Scan the data for lines with "VirtueMart" and report the count by itself.

-------- Data lines --------

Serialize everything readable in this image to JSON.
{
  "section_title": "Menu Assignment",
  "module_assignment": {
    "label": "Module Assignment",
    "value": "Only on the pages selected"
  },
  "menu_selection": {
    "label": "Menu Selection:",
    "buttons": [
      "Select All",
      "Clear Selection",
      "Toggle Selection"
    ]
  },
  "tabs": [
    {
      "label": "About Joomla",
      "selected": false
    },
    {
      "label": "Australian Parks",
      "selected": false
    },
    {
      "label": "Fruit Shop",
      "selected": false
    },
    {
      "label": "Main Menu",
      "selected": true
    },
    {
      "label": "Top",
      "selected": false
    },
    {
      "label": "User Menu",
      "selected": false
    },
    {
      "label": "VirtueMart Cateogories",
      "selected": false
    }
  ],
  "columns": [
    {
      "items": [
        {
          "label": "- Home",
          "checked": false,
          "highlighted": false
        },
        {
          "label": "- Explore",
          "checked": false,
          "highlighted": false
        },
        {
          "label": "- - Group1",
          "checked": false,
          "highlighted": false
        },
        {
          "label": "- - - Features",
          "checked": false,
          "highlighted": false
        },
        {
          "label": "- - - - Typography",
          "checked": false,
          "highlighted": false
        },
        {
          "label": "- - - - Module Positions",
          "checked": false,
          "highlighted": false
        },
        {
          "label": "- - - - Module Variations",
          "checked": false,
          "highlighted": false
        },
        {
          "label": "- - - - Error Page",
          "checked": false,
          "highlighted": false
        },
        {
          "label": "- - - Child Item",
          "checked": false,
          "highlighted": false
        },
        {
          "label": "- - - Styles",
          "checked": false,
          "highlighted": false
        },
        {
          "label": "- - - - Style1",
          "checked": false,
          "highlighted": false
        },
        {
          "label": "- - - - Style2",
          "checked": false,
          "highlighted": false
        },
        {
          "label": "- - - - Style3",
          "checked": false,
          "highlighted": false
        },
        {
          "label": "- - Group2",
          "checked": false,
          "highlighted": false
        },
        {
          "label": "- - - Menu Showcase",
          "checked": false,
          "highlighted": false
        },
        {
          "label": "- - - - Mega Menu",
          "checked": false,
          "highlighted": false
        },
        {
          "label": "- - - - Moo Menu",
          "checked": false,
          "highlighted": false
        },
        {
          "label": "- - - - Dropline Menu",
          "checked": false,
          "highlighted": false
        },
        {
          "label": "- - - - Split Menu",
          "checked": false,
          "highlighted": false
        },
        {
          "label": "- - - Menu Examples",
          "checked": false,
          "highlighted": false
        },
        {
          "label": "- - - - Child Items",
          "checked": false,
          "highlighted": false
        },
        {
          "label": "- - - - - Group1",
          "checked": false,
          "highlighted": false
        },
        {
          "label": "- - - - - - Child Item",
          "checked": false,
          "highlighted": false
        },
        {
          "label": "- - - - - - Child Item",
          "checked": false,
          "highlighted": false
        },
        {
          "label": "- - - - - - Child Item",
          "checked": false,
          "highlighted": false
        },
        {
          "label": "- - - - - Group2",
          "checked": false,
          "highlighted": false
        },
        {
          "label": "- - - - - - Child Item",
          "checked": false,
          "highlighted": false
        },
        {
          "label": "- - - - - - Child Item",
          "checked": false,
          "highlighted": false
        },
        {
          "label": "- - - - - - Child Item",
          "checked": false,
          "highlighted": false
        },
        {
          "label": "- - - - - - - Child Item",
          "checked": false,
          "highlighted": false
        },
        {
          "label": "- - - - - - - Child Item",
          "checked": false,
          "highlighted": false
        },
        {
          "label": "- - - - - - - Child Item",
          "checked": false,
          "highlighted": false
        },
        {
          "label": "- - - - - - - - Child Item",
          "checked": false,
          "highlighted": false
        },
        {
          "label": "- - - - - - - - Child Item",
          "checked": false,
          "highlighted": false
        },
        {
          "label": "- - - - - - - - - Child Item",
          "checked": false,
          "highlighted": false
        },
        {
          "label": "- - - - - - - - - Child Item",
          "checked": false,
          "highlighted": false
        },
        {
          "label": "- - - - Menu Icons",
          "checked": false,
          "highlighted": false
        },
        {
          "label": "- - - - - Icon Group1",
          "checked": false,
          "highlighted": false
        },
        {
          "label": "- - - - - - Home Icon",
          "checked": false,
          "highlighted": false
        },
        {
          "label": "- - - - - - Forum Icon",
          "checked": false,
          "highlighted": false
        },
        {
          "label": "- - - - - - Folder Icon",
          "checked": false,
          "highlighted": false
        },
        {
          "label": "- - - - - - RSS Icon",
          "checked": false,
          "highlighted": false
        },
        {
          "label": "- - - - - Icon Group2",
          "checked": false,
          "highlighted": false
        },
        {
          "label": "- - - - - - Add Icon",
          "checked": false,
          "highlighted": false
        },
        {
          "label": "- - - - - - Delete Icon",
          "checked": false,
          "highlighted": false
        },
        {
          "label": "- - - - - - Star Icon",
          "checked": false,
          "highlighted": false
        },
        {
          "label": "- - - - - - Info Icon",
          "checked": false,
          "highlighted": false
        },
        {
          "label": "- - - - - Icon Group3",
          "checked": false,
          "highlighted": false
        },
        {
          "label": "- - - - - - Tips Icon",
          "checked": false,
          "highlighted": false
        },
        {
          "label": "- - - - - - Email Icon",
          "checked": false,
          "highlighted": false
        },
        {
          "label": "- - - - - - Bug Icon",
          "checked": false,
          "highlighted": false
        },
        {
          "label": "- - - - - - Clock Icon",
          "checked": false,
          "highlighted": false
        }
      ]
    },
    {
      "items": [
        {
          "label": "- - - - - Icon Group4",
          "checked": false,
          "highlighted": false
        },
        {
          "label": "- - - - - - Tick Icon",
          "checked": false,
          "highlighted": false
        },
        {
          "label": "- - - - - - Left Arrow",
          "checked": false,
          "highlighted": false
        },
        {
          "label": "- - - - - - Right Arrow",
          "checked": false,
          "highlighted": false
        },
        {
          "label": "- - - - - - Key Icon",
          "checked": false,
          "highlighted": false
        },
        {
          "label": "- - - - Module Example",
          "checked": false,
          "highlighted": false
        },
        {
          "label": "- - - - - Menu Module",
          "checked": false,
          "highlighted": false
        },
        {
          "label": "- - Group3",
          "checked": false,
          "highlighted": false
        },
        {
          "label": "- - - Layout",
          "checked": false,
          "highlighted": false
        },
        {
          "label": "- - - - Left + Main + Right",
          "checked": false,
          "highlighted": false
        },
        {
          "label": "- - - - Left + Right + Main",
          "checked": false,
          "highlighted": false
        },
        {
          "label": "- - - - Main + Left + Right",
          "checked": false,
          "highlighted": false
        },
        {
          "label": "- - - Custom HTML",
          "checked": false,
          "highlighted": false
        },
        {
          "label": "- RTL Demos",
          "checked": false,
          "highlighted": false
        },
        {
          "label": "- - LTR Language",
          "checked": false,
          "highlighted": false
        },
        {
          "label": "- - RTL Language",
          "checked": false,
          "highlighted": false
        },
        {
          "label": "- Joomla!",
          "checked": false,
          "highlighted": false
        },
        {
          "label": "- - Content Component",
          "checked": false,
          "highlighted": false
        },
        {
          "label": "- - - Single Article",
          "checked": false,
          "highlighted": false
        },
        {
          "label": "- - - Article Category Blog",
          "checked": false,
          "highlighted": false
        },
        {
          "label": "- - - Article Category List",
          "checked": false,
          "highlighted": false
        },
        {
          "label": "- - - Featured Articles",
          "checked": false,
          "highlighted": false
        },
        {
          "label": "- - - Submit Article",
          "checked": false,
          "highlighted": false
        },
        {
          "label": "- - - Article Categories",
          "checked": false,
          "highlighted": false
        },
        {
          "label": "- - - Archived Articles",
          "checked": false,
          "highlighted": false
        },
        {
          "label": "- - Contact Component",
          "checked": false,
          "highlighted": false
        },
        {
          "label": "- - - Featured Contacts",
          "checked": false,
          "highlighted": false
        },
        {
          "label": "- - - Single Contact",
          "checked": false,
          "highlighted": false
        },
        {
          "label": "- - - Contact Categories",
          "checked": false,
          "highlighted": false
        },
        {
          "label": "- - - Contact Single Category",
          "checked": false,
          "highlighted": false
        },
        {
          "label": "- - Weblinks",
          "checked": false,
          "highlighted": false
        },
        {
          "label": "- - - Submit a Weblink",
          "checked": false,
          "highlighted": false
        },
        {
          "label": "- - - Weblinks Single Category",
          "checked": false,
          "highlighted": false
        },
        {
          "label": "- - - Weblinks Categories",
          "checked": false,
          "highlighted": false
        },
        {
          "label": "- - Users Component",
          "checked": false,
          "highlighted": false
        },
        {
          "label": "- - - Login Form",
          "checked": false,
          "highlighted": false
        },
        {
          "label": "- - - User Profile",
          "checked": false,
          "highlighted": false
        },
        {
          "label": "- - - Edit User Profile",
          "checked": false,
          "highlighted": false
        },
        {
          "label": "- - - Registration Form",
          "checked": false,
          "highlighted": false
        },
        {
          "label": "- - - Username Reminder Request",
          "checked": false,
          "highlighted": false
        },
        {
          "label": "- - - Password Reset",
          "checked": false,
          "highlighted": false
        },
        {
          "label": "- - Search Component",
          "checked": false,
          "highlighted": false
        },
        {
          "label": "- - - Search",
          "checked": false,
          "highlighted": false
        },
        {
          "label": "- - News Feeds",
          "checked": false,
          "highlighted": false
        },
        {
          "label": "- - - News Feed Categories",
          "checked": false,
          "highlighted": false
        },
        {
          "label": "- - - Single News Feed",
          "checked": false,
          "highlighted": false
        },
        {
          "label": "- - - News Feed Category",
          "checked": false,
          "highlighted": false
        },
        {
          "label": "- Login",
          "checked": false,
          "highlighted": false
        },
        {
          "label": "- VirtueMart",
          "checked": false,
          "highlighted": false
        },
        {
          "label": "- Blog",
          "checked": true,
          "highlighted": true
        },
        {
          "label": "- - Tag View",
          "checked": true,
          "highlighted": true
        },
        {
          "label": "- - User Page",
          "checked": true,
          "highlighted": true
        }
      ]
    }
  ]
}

--------

**Written response**:
2